E o que saiu foi uma das introjeções mais bem implantadas na mente coletiva nos dias de hoje:


“Mas eu demoro muito pra fazer, tia!”


E foi aí que ela ressurgiu ecoando uma frase que já escutei em outros contextos, de outras MULHERES SÁBIAS que tenho a alegria de encontrar no caminho, mas que vale a pena sempre relembrar e revisitar:


“Ué, qual o problema? Tá com pressa de quê?”


E eu, logo me percebendo atuando nesse papel, tratei de afirmar e me lembrar, sorrindo:


“Pois é né, tô com pressa de nada não.”


Antes disso, tinha ouvido outra tia contar que não trabalha com o crochê dela “pra fora” (que é simplesmente maravilhoso), porque as pessoas não valorizam as peças tanto quanto valem. Então, prefere fazer assim: presentear a família e amigas, somente, para não passar a raiva de ter que receber um valor abaixo do que realmente vale sua arte.


Eu sabia do que ela estava falando.


Mas também sei que isso é reflexo desse surgimento, nada casual, do pensamento materialista/linear/capitalista que tem sufocado nossa vida criativa, mal contado nossa história e persuadido nossa forma de sentir-agir no mundo. Nos fazendo buscar mais adequação e performance do que realização plena.


E que afirmar o devido valor das nossas artes é uma forma de comunicar a riqueza que existe em cada processo artesanal, seja ele qual for. Acender o holofote para o mundo feminino e tudo aquilo que não está sendo visto e/ou valorizado dentro dele, e que simplesmente mantém viva uma qualidade que nenhuma I.A. pode substituir: nossa sensibilidade.

━━━━━━━━━━━━━━━━━━━━

TAREFA OBRIGATÓRIA 1:
Diga se cada afirmação abaixo está de acordo com o texto, respondendo sim ou não e citando as palavras do texto que decidem a resposta. (a) A tia que faz crochê vende suas peças a qualquer pessoa que queira comprá-las. (b) O texto afirma que a sensibilidade é uma qualidade que nenhuma I.A. pode substituir. (c) Segundo o texto, o pensamento materialista tem fortalecido a vida criativa.
TAREFA OBRIGATÓRIA 2:
Edite o trecho do texto que se abre com as palavras que contêm "E que afirmar" e se fecha com "substituir: nossa sensibilidade.", trocando "holofote" por "refletor".

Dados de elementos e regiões
━━━━━━━━━━━━━━━━━━━━

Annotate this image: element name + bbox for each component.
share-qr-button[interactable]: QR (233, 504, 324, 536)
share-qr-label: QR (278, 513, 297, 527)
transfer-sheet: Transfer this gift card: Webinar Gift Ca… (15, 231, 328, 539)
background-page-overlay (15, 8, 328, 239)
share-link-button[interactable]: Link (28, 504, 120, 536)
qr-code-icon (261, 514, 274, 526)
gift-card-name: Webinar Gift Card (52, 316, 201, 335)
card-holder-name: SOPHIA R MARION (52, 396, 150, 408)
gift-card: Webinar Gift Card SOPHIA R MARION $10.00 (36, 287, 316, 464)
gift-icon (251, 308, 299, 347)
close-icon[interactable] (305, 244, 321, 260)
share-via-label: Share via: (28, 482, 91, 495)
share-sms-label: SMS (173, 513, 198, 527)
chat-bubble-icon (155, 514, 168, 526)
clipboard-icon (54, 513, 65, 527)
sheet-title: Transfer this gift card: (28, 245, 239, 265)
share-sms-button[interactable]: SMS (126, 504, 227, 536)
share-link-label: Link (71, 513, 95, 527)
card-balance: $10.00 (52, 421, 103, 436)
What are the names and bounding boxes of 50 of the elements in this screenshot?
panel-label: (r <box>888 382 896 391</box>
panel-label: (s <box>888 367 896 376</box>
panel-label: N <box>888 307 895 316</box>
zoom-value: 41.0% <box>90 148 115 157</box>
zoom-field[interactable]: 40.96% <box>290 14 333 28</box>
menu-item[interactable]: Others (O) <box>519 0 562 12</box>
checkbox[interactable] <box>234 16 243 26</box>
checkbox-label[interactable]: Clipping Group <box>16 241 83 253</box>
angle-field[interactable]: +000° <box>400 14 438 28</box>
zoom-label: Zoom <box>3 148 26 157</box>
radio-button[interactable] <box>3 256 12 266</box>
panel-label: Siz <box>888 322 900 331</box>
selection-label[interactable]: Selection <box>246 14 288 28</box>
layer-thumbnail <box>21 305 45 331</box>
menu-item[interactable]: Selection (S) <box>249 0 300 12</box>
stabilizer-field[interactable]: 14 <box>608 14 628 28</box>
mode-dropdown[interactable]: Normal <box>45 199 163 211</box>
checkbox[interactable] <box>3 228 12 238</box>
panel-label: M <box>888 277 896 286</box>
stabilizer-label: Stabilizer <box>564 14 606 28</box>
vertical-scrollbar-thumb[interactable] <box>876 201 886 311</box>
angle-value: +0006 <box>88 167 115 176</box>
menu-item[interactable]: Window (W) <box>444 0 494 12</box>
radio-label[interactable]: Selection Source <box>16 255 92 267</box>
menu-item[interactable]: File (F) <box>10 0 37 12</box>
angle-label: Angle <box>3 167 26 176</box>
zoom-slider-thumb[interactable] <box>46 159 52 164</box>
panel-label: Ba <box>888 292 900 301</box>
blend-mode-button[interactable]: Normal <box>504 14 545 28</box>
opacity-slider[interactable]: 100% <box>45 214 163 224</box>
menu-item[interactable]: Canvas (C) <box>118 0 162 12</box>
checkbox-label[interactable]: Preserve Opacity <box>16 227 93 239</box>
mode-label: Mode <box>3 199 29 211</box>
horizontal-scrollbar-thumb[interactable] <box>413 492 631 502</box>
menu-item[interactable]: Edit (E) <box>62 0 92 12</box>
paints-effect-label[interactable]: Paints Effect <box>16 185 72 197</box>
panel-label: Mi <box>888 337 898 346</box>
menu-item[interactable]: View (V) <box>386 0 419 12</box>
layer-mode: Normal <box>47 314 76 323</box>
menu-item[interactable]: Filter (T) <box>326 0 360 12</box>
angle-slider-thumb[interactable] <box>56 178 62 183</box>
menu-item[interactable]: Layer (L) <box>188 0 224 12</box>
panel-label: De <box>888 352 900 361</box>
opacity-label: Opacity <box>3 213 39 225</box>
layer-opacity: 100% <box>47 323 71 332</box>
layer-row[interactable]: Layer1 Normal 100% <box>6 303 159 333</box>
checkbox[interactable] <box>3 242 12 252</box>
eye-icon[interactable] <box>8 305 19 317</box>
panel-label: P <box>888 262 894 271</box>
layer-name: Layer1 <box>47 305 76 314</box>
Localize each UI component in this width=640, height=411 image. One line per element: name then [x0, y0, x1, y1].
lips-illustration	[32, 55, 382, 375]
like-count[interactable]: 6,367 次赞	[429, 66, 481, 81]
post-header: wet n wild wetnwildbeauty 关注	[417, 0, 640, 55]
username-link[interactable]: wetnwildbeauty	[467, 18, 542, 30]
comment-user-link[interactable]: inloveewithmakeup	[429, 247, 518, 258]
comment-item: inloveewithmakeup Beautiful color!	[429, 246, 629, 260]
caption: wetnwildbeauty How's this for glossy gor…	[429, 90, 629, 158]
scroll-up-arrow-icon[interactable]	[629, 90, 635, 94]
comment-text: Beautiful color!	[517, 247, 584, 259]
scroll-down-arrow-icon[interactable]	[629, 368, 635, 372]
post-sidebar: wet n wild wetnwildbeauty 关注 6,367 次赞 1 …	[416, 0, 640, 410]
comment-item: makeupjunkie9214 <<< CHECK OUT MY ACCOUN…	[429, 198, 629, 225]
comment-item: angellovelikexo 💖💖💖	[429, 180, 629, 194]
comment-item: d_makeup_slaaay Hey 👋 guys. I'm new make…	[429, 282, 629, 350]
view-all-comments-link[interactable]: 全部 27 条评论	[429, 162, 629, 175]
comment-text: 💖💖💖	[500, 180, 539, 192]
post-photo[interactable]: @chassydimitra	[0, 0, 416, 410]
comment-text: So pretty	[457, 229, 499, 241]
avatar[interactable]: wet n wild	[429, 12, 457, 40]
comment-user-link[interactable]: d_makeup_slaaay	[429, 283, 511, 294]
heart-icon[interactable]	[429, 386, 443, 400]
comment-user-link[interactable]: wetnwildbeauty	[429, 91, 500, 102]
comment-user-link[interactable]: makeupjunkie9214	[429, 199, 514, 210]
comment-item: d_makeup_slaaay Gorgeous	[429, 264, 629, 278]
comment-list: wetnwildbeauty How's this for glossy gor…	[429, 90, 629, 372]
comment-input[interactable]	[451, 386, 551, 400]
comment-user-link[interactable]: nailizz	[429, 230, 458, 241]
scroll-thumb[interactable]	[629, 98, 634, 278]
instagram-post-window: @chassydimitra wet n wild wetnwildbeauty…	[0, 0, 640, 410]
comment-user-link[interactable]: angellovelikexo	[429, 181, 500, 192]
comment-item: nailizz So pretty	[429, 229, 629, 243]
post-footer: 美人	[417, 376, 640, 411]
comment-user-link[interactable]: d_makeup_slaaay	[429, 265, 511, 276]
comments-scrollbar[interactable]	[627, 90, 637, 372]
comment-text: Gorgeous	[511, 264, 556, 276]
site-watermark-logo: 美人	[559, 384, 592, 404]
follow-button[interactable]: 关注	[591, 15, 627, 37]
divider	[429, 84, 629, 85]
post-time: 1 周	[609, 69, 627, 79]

━━━━━━━━━━━━━━━━━━━━

RESULTADO FINAL 1:
(a) Não: "presentear a família e amigas, somente".
(b) Sim: "mantém viva uma qualidade que nenhuma I.A. pode substituir: nossa sensibilidade".
(c) Não: "tem sufocado nossa vida criativa".

RESULTADO FINAL 2:
E que afirmar o devido valor das nossas artes é uma forma de comunicar a riqueza que existe em cada processo artesanal, seja ele qual for. Acender o refletor para o mundo feminino e tudo aquilo que não está sendo visto e/ou valorizado dentro dele, e que simplesmente mantém viva uma qualidade que nenhuma I.A. pode substituir: nossa sensibilidade.